> _WHAT YOU ARE ASKED TO DO_
Locate all lines with the word "upper" and copy them out.

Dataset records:
<<<<

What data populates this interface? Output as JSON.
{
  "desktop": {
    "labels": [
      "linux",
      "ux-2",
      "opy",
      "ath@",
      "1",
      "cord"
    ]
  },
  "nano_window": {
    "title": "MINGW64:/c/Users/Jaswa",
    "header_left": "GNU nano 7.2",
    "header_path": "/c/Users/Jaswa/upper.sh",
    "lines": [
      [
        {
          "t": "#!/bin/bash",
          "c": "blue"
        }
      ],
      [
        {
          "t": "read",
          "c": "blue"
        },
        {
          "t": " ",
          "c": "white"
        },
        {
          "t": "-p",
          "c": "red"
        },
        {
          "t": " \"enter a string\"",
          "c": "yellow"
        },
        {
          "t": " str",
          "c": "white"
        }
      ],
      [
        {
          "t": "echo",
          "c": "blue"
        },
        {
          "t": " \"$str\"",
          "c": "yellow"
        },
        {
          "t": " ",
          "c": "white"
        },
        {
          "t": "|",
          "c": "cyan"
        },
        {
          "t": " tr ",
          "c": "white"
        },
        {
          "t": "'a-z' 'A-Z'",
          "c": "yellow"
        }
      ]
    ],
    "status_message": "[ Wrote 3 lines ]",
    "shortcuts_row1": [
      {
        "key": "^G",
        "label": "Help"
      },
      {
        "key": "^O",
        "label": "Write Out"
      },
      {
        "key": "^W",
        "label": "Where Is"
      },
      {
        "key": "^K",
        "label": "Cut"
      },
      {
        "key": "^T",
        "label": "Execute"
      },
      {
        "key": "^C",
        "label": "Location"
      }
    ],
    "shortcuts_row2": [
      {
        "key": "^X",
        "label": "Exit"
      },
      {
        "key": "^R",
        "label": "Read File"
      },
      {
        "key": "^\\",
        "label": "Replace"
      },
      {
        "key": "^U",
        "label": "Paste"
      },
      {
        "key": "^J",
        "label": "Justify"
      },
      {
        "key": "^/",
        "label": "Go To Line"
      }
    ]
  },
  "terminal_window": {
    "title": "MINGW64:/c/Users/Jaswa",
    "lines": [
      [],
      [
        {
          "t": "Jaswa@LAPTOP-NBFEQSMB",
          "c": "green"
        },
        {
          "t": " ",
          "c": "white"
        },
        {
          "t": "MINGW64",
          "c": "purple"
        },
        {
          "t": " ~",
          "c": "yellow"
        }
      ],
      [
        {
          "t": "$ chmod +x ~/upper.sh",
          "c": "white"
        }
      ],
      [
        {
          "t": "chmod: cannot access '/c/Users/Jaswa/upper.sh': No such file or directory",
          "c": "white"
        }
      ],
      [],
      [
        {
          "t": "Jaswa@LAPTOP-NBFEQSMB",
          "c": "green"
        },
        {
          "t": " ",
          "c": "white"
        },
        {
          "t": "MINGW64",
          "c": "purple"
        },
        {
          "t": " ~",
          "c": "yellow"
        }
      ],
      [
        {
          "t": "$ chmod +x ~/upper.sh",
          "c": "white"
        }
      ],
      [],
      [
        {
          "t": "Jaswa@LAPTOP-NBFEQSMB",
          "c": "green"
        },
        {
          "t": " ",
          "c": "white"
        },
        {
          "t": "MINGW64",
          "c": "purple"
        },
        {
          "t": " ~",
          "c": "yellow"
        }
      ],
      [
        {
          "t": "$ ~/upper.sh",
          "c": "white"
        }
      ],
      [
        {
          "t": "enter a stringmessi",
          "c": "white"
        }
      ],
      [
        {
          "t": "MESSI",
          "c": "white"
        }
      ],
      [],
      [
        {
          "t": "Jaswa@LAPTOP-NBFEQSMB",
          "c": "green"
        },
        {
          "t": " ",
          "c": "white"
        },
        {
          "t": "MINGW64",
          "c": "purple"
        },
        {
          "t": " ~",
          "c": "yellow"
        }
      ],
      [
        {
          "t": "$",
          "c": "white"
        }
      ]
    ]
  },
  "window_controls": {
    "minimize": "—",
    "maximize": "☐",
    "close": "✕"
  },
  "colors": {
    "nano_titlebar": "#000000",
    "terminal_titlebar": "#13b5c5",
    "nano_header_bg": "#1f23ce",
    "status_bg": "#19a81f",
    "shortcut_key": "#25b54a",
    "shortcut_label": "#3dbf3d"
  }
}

>>>>

> _SOLUTION TO THIS EXERCISE_
    "header_path": "/c/Users/Jaswa/upper.sh",
          "t": "$ chmod +x ~/upper.sh",
          "t": "chmod: cannot access '/c/Users/Jaswa/upper.sh': No such file or directory",
          "t": "$ chmod +x ~/upper.sh",
          "t": "$ ~/upper.sh",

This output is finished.